■ Objective: Copy each line of the entries beneath that contains the word "électronique".

[Stored items]

_ _ _ _ _

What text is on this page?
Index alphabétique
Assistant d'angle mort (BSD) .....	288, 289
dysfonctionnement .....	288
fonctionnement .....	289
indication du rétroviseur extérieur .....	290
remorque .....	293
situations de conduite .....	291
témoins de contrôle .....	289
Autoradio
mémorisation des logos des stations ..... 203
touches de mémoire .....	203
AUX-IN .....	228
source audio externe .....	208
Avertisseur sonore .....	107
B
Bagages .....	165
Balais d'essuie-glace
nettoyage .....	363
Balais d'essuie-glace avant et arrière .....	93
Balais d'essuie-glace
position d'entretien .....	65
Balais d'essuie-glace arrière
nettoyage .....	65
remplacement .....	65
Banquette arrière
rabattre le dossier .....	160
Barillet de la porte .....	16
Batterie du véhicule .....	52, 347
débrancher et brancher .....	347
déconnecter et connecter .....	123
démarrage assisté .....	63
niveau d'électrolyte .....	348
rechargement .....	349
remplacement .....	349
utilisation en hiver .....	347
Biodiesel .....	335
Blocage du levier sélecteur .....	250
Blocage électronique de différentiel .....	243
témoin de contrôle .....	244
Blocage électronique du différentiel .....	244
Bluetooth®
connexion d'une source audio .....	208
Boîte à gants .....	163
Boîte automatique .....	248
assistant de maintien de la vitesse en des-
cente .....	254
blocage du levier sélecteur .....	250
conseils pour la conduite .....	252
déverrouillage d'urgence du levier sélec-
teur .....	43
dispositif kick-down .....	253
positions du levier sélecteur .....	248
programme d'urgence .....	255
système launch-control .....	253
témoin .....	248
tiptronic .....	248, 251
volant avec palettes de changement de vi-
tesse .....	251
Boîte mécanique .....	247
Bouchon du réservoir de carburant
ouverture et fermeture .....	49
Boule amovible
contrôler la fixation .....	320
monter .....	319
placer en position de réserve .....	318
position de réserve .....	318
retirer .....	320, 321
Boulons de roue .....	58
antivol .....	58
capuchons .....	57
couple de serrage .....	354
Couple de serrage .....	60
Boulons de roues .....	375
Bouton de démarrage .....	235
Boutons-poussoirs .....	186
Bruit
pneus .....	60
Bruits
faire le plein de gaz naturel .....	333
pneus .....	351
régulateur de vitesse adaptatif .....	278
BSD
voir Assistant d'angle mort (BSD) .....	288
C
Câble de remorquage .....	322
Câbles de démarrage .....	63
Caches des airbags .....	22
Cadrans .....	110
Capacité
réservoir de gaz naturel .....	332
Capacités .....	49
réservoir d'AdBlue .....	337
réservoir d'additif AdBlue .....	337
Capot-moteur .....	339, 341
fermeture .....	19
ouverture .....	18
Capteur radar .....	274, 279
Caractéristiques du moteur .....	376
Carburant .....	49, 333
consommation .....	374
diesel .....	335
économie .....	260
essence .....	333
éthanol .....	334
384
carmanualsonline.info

_ _ _ _ _

■ The completed task:
Blocage électronique de différentiel .....	243
Blocage électronique du différentiel .....	244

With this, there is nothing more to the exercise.